## TASK STATEMENT
All the data should be repeated exactly. Any image in it is left out.

## RAW DATA
.....
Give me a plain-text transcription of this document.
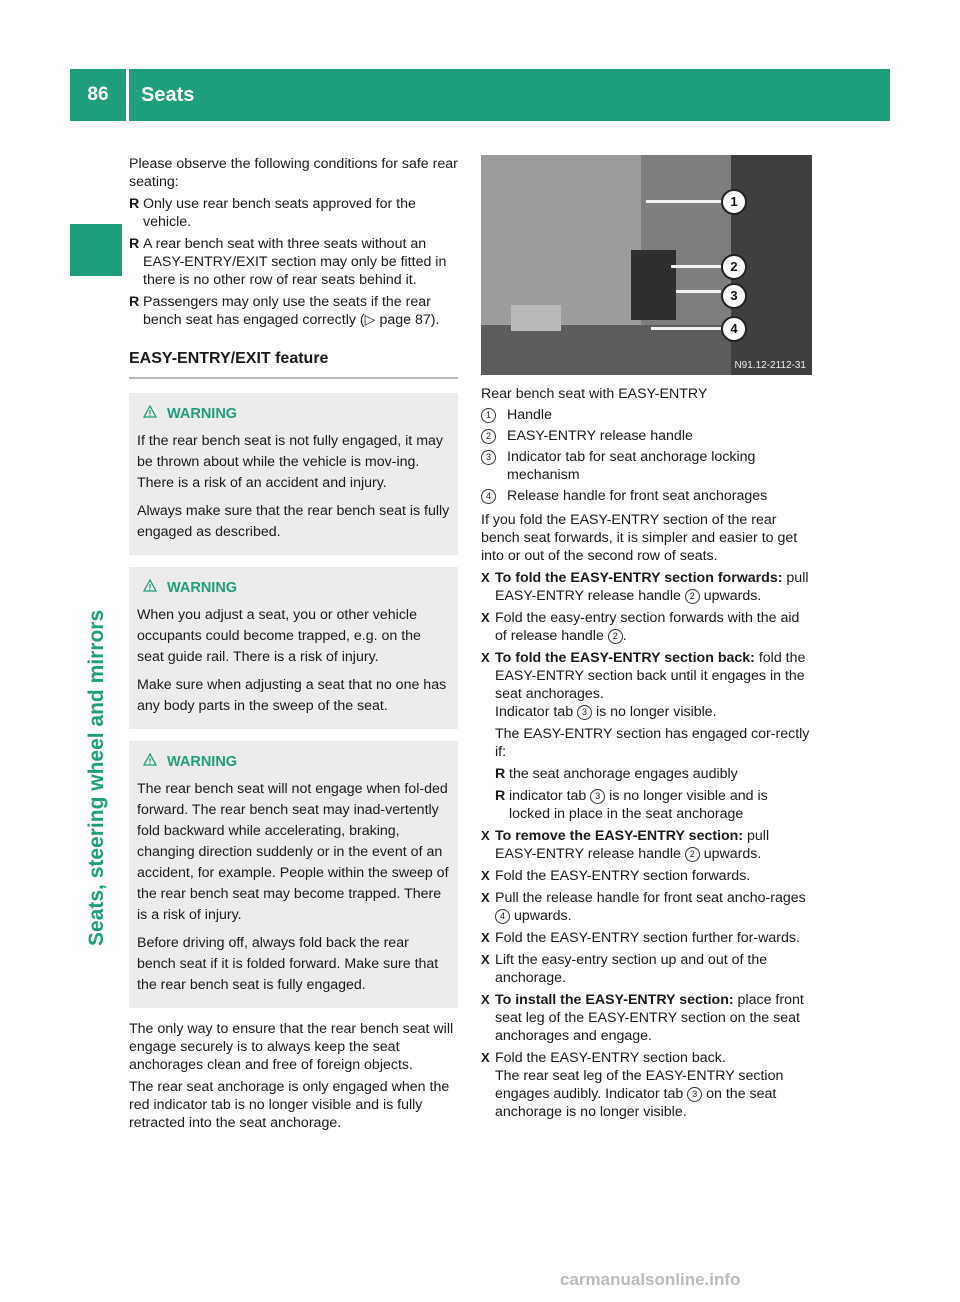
86	Seats
Seats, steering wheel and mirrors

Please observe the following conditions for safe rear seating:

R Only use rear bench seats approved for the vehicle.
R A rear bench seat with three seats without an EASY-ENTRY/EXIT section may only be fitted in there is no other row of rear seats behind it.
R Passengers may only use the seats if the rear bench seat has engaged correctly (▷ page 87).
EASY-ENTRY/EXIT feature
WARNING

If the rear bench seat is not fully engaged, it may be thrown about while the vehicle is mov-ing. There is a risk of an accident and injury.

Always make sure that the rear bench seat is fully engaged as described.

WARNING

When you adjust a seat, you or other vehicle occupants could become trapped, e.g. on the seat guide rail. There is a risk of injury.

Make sure when adjusting a seat that no one has any body parts in the sweep of the seat.

WARNING

The rear bench seat will not engage when fol-ded forward. The rear bench seat may inad-vertently fold backward while accelerating, braking, changing direction suddenly or in the event of an accident, for example. People within the sweep of the rear bench seat may become trapped. There is a risk of injury.

Before driving off, always fold back the rear bench seat if it is folded forward. Make sure that the rear bench seat is fully engaged.

The only way to ensure that the rear bench seat will engage securely is to always keep the seat anchorages clean and free of foreign objects.

The rear seat anchorage is only engaged when the red indicator tab is no longer visible and is fully retracted into the seat anchorage.

1
2
3
4
N91.12-2112-31

Rear bench seat with EASY-ENTRY

1	Handle
2	EASY-ENTRY release handle
3	Indicator tab for seat anchorage locking mechanism
4	Release handle for front seat anchorages

If you fold the EASY-ENTRY section of the rear bench seat forwards, it is simpler and easier to get into or out of the second row of seats.

X To fold the EASY-ENTRY section forwards: pull EASY-ENTRY release handle 2 upwards.
X Fold the easy-entry section forwards with the aid of release handle 2 .
X To fold the EASY-ENTRY section back: fold the EASY-ENTRY section back until it engages in the seat anchorages.
Indicator tab 3 is no longer visible.
The EASY-ENTRY section has engaged cor-rectly if:
R the seat anchorage engages audibly
R indicator tab 3 is no longer visible and is locked in place in the seat anchorage
X To remove the EASY-ENTRY section: pull EASY-ENTRY release handle 2 upwards.
X Fold the EASY-ENTRY section forwards.
X Pull the release handle for front seat ancho-rages 4 upwards.
X Fold the EASY-ENTRY section further for-wards.
X Lift the easy-entry section up and out of the anchorage.
X To install the EASY-ENTRY section: place front seat leg of the EASY-ENTRY section on the seat anchorages and engage.
X Fold the EASY-ENTRY section back.
The rear seat leg of the EASY-ENTRY section engages audibly. Indicator tab 3 on the seat anchorage is no longer visible.
carmanualsonline.info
.....
## SOLUTION FOR THIS EXERCISE
Give me a plain-text transcription of this document.
86	Seats
Seats, steering wheel and mirrors

Please observe the following conditions for safe rear seating:

R Only use rear bench seats approved for the vehicle.
R A rear bench seat with three seats without an EASY-ENTRY/EXIT section may only be fitted in there is no other row of rear seats behind it.
R Passengers may only use the seats if the rear bench seat has engaged correctly (▷ page 87).
EASY-ENTRY/EXIT feature
WARNING

If the rear bench seat is not fully engaged, it may be thrown about while the vehicle is mov-ing. There is a risk of an accident and injury.

Always make sure that the rear bench seat is fully engaged as described.

WARNING

When you adjust a seat, you or other vehicle occupants could become trapped, e.g. on the seat guide rail. There is a risk of injury.

Make sure when adjusting a seat that no one has any body parts in the sweep of the seat.

WARNING

The rear bench seat will not engage when fol-ded forward. The rear bench seat may inad-vertently fold backward while accelerating, braking, changing direction suddenly or in the event of an accident, for example. People within the sweep of the rear bench seat may become trapped. There is a risk of injury.

Before driving off, always fold back the rear bench seat if it is folded forward. Make sure that the rear bench seat is fully engaged.

The only way to ensure that the rear bench seat will engage securely is to always keep the seat anchorages clean and free of foreign objects.

The rear seat anchorage is only engaged when the red indicator tab is no longer visible and is fully retracted into the seat anchorage.

1
2
3
4
N91.12-2112-31

Rear bench seat with EASY-ENTRY

1	Handle
2	EASY-ENTRY release handle
3	Indicator tab for seat anchorage locking mechanism
4	Release handle for front seat anchorages

If you fold the EASY-ENTRY section of the rear bench seat forwards, it is simpler and easier to get into or out of the second row of seats.

X To fold the EASY-ENTRY section forwards: pull EASY-ENTRY release handle 2 upwards.
X Fold the easy-entry section forwards with the aid of release handle 2 .
X To fold the EASY-ENTRY section back: fold the EASY-ENTRY section back until it engages in the seat anchorages.
Indicator tab 3 is no longer visible.
The EASY-ENTRY section has engaged cor-rectly if:
R the seat anchorage engages audibly
R indicator tab 3 is no longer visible and is locked in place in the seat anchorage
X To remove the EASY-ENTRY section: pull EASY-ENTRY release handle 2 upwards.
X Fold the EASY-ENTRY section forwards.
X Pull the release handle for front seat ancho-rages 4 upwards.
X Fold the EASY-ENTRY section further for-wards.
X Lift the easy-entry section up and out of the anchorage.
X To install the EASY-ENTRY section: place front seat leg of the EASY-ENTRY section on the seat anchorages and engage.
X Fold the EASY-ENTRY section back.
The rear seat leg of the EASY-ENTRY section engages audibly. Indicator tab 3 on the seat anchorage is no longer visible.
carmanualsonline.info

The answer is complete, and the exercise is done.